* **Required task**:
Reproduce the listing below verbatim, everything from its first line down to the line containing "data-point [685,454,693,461]", including both.

[Layout dataset entries]
** BEGIN **

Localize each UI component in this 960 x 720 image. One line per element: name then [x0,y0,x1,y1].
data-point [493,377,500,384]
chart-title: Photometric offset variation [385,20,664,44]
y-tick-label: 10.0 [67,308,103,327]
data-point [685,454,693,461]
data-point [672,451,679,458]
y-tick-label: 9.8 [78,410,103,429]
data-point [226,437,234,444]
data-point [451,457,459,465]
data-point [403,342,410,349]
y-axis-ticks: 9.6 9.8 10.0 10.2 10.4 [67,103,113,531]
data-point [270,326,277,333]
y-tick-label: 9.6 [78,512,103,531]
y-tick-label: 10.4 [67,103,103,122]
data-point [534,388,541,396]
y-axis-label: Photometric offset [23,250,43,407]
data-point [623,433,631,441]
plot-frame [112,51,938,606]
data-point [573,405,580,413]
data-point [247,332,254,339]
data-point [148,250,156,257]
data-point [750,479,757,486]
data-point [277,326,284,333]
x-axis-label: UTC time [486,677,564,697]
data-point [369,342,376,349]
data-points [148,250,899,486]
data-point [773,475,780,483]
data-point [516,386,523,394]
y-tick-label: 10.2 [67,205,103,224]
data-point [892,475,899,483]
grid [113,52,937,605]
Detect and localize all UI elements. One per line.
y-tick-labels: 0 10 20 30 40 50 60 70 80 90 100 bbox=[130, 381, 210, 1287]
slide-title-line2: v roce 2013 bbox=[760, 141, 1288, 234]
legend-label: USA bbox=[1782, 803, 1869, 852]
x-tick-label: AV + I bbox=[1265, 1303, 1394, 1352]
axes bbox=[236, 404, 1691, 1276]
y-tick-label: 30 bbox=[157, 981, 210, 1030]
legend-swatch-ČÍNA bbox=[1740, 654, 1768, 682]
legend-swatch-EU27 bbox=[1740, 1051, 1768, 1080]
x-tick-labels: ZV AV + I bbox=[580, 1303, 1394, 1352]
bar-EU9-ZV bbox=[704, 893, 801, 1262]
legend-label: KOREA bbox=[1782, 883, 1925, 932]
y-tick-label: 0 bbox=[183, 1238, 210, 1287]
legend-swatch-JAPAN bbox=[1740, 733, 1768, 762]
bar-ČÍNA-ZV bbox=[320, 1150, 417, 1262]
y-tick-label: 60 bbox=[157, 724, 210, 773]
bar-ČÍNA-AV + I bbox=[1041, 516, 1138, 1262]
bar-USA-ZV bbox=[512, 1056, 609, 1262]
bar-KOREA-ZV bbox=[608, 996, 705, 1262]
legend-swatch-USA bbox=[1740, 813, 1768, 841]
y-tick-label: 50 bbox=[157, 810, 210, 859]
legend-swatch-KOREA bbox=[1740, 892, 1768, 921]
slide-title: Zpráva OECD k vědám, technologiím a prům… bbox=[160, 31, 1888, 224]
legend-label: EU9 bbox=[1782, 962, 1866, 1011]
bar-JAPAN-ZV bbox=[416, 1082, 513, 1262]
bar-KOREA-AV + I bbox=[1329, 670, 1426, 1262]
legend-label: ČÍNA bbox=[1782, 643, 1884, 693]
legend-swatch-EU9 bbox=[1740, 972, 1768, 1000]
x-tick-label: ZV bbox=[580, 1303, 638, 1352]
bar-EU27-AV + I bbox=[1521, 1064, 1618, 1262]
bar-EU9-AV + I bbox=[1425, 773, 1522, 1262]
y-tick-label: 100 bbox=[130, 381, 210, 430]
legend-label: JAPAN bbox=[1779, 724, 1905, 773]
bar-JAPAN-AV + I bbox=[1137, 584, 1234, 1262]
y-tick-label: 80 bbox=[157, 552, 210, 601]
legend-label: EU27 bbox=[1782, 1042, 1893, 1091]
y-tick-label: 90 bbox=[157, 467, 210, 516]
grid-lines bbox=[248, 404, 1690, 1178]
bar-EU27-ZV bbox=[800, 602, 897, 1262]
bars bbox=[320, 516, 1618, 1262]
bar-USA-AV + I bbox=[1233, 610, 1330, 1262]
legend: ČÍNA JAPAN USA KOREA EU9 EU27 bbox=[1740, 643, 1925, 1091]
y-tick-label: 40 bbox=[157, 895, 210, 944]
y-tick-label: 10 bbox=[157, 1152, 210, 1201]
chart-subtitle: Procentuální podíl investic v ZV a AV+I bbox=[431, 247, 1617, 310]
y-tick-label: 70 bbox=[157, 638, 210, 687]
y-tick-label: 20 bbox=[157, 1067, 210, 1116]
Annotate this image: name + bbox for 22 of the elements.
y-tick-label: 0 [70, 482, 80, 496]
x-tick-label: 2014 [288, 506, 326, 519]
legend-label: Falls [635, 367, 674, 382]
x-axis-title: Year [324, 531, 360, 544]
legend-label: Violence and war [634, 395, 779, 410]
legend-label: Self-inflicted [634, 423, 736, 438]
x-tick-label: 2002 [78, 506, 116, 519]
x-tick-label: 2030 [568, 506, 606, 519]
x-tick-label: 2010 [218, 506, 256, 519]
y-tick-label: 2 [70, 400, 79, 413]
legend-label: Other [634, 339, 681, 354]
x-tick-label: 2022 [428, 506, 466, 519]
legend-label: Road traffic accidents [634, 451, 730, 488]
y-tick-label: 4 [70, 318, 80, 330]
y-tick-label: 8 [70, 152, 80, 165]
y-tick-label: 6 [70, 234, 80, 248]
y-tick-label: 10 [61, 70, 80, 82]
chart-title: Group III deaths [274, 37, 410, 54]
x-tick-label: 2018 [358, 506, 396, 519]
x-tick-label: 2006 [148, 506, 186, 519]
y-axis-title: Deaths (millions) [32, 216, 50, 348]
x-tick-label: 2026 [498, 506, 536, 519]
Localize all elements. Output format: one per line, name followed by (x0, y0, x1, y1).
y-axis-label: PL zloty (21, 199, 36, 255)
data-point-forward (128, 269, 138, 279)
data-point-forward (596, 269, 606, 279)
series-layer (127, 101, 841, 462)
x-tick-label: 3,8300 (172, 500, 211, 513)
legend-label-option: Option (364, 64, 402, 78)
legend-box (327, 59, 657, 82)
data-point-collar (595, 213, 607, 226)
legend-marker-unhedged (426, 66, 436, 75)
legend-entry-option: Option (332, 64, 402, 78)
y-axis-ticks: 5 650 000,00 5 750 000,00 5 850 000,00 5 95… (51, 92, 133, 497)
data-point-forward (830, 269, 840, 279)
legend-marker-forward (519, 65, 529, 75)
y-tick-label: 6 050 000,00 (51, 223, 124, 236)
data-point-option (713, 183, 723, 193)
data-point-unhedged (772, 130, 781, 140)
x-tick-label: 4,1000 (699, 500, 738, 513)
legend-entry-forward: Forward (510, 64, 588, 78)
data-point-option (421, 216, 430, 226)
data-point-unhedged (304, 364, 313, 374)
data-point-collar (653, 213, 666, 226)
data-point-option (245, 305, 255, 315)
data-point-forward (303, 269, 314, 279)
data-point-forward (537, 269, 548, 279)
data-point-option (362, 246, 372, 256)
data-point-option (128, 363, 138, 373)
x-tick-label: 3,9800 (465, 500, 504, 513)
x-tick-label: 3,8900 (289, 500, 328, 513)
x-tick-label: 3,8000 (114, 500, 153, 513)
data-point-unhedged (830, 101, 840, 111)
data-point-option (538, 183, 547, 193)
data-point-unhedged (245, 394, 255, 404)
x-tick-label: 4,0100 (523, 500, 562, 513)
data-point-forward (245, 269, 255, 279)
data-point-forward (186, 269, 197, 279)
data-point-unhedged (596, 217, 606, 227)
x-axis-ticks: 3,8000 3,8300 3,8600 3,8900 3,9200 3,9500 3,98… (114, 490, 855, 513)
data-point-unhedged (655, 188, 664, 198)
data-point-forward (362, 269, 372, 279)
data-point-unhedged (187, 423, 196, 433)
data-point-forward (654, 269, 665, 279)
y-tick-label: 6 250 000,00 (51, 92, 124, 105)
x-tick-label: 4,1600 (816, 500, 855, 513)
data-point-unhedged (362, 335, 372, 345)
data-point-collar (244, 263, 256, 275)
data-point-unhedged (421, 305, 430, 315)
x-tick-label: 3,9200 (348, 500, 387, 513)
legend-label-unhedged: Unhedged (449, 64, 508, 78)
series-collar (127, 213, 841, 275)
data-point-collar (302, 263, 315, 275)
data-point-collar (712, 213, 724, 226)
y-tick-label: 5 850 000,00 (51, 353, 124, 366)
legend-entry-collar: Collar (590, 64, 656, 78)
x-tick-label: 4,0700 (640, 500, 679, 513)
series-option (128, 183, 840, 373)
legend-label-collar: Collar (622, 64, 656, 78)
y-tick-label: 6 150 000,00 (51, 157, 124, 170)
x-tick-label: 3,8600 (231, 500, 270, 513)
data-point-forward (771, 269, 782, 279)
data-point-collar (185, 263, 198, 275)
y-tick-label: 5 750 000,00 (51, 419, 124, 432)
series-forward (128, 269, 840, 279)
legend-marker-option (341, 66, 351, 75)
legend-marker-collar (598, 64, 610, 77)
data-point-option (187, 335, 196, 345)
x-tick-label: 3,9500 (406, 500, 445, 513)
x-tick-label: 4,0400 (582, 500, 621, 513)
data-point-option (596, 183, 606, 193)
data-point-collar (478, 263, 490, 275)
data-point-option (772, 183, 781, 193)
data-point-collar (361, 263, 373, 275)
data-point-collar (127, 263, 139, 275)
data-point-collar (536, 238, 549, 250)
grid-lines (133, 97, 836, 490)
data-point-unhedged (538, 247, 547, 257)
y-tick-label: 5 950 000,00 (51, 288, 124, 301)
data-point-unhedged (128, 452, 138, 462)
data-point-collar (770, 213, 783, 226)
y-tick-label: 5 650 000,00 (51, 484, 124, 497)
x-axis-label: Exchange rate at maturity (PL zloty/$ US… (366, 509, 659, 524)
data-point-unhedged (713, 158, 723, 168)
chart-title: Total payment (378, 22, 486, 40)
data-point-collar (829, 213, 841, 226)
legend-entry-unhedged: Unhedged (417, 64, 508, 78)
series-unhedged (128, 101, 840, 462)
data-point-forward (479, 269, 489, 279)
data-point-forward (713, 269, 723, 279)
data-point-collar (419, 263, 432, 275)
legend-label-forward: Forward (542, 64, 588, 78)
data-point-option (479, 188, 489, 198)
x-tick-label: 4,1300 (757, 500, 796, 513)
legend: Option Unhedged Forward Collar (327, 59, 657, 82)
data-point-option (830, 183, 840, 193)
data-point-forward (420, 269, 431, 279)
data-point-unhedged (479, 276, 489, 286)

** END **

* **Completed task**:
Localize each UI component in this 960 x 720 image. One line per element: name then [x0,y0,x1,y1].
data-point [493,377,500,384]
chart-title: Photometric offset variation [385,20,664,44]
y-tick-label: 10.0 [67,308,103,327]
data-point [685,454,693,461]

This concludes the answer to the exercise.